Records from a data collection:
┄┄┄┄┄┄┄┄┄┄
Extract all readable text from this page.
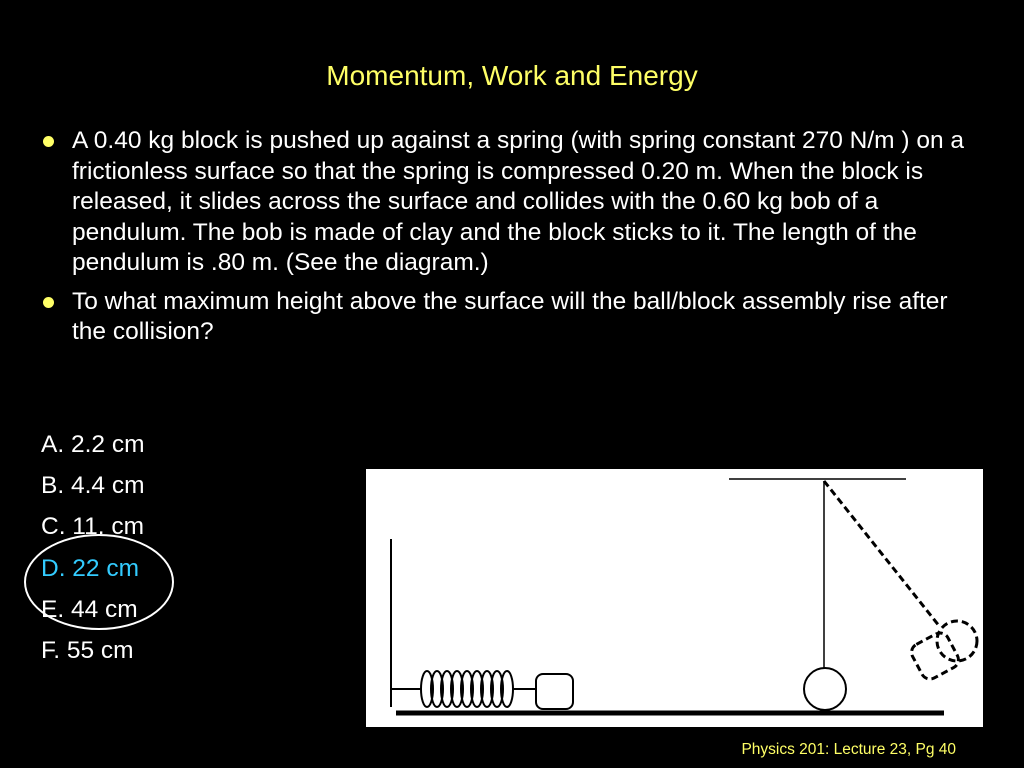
Momentum, Work and Energy
A 0.40 kg block is pushed up against a spring (with spring constant 270 N/m ) on a frictionless surface so that the spring is compressed 0.20 m. When the block is released, it slides across the surface and collides with the 0.60 kg bob of a pendulum. The bob is made of clay and the block sticks to it. The length of the pendulum is .80 m. (See the diagram.)
To what maximum height above the surface will the ball/block assembly rise after the collision?
A. 2.2 cm
B. 4.4 cm
C. 11. cm
D. 22 cm
E. 44 cm
F. 55 cm
Physics 201: Lecture 23, Pg 40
┄┄┄┄┄┄┄┄┄┄
Task to complete: Leave out all images, then reproduce the entries above exactly.

Result of the task:
Extract all readable text from this page.
Momentum, Work and Energy
A 0.40 kg block is pushed up against a spring (with spring constant 270 N/m ) on a frictionless surface so that the spring is compressed 0.20 m. When the block is released, it slides across the surface and collides with the 0.60 kg bob of a pendulum. The bob is made of clay and the block sticks to it. The length of the pendulum is .80 m. (See the diagram.)
To what maximum height above the surface will the ball/block assembly rise after the collision?
A. 2.2 cm
B. 4.4 cm
C. 11. cm
D. 22 cm
E. 44 cm
F. 55 cm
Physics 201: Lecture 23, Pg 40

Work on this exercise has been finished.